§ **Record list**:
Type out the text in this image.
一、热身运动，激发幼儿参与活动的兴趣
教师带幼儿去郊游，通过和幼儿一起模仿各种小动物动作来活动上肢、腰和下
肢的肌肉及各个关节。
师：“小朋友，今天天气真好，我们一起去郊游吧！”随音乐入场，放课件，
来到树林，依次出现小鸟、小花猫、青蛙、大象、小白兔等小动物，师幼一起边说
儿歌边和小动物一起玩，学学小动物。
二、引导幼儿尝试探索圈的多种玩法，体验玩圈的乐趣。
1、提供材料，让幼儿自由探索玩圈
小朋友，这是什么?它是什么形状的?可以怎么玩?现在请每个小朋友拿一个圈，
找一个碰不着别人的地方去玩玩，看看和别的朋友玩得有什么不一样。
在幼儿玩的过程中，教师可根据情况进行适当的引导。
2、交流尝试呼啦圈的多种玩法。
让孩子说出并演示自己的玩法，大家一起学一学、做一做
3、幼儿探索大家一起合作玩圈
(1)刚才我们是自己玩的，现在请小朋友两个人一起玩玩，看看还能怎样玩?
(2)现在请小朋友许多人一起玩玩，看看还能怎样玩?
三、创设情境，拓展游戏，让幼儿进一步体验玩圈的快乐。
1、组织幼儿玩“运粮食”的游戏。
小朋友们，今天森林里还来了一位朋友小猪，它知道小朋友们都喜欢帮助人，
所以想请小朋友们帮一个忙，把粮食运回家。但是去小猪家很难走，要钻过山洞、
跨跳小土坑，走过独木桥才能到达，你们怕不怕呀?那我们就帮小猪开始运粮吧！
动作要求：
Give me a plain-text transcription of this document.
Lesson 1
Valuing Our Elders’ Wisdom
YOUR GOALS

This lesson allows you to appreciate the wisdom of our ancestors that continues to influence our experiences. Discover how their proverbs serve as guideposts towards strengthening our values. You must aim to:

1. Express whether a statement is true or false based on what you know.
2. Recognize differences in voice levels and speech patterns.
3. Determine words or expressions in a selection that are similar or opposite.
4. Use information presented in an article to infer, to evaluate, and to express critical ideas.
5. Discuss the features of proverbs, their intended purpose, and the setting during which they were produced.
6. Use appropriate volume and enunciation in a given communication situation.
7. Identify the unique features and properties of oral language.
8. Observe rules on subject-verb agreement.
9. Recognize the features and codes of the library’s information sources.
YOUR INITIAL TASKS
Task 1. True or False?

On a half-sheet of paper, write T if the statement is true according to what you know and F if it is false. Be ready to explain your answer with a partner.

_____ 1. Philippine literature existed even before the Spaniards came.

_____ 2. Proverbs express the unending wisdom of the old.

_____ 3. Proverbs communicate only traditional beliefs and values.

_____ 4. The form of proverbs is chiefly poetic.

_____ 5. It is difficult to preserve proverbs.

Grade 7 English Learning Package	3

§ **Work instructions**:
Write out the material from the first line to the last, exactly.

§ **The output**:
Type out the text in this image.
一、热身运动，激发幼儿参与活动的兴趣
教师带幼儿去郊游，通过和幼儿一起模仿各种小动物动作来活动上肢、腰和下
肢的肌肉及各个关节。
师：“小朋友，今天天气真好，我们一起去郊游吧！”随音乐入场，放课件，
来到树林，依次出现小鸟、小花猫、青蛙、大象、小白兔等小动物，师幼一起边说
儿歌边和小动物一起玩，学学小动物。
二、引导幼儿尝试探索圈的多种玩法，体验玩圈的乐趣。
1、提供材料，让幼儿自由探索玩圈
小朋友，这是什么?它是什么形状的?可以怎么玩?现在请每个小朋友拿一个圈，
找一个碰不着别人的地方去玩玩，看看和别的朋友玩得有什么不一样。
在幼儿玩的过程中，教师可根据情况进行适当的引导。
2、交流尝试呼啦圈的多种玩法。
让孩子说出并演示自己的玩法，大家一起学一学、做一做
3、幼儿探索大家一起合作玩圈
(1)刚才我们是自己玩的，现在请小朋友两个人一起玩玩，看看还能怎样玩?
(2)现在请小朋友许多人一起玩玩，看看还能怎样玩?
三、创设情境，拓展游戏，让幼儿进一步体验玩圈的快乐。
1、组织幼儿玩“运粮食”的游戏。
小朋友们，今天森林里还来了一位朋友小猪，它知道小朋友们都喜欢帮助人，
所以想请小朋友们帮一个忙，把粮食运回家。但是去小猪家很难走，要钻过山洞、
跨跳小土坑，走过独木桥才能到达，你们怕不怕呀?那我们就帮小猪开始运粮吧！
动作要求：
Give me a plain-text transcription of this document.
Lesson 1
Valuing Our Elders’ Wisdom
YOUR GOALS

This lesson allows you to appreciate the wisdom of our ancestors that continues to influence our experiences. Discover how their proverbs serve as guideposts towards strengthening our values. You must aim to:

1. Express whether a statement is true or false based on what you know.
2. Recognize differences in voice levels and speech patterns.
3. Determine words or expressions in a selection that are similar or opposite.
4. Use information presented in an article to infer, to evaluate, and to express critical ideas.
5. Discuss the features of proverbs, their intended purpose, and the setting during which they were produced.
6. Use appropriate volume and enunciation in a given communication situation.
7. Identify the unique features and properties of oral language.
8. Observe rules on subject-verb agreement.
9. Recognize the features and codes of the library’s information sources.
YOUR INITIAL TASKS
Task 1. True or False?

On a half-sheet of paper, write T if the statement is true according to what you know and F if it is false. Be ready to explain your answer with a partner.

_____ 1. Philippine literature existed even before the Spaniards came.

_____ 2. Proverbs express the unending wisdom of the old.

_____ 3. Proverbs communicate only traditional beliefs and values.

_____ 4. The form of proverbs is chiefly poetic.

_____ 5. It is difficult to preserve proverbs.

Grade 7 English Learning Package	3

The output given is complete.